** TASK TO COMPLETE **
Find every line below that contains the word "Output" and copy it out.

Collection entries
'''
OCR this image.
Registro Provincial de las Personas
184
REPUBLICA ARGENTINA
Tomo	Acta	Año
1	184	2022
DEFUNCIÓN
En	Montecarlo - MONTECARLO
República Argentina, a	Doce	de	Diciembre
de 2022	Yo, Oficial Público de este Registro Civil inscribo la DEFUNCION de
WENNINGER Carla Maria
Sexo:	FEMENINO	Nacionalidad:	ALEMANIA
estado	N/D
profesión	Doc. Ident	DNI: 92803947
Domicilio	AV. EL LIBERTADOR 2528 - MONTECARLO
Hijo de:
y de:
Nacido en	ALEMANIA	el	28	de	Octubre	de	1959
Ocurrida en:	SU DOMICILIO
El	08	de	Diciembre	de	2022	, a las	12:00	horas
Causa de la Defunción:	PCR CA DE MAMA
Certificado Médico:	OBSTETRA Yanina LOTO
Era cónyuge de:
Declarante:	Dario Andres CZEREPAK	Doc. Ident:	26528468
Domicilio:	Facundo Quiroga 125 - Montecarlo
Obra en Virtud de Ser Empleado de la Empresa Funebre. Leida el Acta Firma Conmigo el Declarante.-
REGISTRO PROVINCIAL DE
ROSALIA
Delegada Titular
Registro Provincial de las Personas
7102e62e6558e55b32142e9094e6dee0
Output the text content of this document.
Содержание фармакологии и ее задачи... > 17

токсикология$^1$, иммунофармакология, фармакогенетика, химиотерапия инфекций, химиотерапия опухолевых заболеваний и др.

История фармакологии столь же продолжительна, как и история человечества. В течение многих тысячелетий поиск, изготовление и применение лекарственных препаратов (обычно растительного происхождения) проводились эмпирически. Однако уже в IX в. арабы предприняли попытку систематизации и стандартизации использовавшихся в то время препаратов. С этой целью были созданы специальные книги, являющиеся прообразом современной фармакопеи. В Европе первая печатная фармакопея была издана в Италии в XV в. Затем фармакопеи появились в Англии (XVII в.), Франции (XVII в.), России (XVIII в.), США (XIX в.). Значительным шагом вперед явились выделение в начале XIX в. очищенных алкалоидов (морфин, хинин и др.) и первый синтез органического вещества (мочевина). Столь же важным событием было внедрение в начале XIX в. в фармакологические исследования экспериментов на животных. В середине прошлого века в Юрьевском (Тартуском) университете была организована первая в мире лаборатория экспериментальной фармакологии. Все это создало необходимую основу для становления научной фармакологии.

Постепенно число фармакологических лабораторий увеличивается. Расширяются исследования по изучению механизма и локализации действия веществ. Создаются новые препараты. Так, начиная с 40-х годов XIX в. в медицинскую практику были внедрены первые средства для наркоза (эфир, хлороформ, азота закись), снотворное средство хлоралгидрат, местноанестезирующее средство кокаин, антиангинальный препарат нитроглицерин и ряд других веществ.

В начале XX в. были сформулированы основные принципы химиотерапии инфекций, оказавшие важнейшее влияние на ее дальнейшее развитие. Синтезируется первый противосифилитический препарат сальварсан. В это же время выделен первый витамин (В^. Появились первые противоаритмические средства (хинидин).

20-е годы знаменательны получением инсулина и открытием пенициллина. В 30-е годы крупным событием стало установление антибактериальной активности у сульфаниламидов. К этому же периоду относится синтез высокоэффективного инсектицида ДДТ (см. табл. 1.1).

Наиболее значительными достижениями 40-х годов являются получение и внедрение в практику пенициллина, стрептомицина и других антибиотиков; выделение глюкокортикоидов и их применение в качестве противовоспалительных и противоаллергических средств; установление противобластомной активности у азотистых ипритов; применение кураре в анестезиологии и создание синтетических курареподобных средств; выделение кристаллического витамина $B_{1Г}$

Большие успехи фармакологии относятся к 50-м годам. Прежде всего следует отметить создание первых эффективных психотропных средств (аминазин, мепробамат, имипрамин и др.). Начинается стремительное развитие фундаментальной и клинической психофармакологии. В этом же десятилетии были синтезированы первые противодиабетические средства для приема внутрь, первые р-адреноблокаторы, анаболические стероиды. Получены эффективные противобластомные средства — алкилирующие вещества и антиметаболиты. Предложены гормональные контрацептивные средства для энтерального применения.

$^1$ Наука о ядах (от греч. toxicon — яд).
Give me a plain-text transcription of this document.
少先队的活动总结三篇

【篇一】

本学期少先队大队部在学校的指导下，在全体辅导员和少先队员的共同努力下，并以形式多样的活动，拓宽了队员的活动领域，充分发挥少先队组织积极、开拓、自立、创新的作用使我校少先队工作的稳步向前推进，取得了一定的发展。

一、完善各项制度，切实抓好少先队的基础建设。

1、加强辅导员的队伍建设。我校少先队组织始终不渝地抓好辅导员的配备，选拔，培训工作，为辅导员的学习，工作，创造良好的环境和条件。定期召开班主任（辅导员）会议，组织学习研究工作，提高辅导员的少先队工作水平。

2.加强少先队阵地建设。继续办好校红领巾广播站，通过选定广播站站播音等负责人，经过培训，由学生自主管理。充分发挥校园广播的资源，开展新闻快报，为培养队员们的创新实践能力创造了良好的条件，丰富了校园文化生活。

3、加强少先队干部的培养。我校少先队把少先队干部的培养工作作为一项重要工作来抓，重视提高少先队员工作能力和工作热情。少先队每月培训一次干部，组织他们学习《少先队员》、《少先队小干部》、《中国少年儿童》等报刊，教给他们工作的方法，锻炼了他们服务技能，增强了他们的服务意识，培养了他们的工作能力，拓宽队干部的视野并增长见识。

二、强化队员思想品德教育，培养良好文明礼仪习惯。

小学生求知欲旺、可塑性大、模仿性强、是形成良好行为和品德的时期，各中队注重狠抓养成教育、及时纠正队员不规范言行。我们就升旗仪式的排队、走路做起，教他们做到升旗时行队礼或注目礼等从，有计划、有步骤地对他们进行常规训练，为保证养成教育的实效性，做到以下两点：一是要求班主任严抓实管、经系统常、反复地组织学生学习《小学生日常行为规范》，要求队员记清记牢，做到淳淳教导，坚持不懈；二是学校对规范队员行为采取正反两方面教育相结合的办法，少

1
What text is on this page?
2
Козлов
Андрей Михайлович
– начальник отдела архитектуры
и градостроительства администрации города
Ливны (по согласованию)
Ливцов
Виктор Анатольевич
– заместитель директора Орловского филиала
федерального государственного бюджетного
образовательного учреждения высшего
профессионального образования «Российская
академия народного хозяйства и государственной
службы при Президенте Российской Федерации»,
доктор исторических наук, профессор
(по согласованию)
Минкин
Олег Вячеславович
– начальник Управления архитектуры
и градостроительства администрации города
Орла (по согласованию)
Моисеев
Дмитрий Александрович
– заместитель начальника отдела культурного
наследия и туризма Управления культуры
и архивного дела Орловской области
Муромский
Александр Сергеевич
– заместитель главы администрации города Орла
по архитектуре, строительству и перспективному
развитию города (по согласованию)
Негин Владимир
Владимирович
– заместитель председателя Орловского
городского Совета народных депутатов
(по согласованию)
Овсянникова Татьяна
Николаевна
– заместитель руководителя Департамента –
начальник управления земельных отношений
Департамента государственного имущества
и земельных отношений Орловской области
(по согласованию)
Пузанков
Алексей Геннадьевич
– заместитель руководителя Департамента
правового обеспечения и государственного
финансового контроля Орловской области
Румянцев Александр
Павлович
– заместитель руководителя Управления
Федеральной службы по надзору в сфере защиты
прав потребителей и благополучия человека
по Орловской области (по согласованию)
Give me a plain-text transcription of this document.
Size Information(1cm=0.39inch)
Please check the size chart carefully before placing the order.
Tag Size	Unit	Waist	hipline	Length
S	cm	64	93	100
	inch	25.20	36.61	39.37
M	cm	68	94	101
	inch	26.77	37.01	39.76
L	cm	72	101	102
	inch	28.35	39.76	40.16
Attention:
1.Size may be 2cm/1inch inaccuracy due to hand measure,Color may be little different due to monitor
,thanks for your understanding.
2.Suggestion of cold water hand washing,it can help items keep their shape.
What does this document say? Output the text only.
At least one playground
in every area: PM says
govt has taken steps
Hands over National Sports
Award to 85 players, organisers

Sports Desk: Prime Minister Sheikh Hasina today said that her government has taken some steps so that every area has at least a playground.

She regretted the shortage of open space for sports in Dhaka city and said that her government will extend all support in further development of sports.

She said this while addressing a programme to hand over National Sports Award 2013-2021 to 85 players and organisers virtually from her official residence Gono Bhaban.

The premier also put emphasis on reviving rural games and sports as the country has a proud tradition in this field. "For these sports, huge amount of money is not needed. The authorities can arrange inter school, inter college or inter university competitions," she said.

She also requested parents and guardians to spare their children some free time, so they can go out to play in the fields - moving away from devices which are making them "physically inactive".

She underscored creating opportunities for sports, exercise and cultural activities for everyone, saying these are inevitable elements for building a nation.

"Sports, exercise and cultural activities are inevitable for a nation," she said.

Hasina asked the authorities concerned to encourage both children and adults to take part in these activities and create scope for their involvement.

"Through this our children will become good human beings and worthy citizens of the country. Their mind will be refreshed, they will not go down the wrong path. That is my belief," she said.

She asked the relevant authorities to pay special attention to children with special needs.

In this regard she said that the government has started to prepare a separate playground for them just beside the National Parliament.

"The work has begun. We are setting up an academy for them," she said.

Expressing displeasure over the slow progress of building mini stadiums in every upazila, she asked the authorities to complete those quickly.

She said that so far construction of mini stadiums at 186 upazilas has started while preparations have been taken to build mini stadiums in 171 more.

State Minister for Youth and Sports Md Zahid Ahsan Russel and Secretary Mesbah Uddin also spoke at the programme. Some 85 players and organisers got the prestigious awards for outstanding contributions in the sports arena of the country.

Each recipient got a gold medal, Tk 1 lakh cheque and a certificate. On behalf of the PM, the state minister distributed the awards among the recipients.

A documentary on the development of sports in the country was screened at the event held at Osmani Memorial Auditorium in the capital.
'''
** ANSWER BELOW **
Output the text content of this document.
What does this document say? Output the text only.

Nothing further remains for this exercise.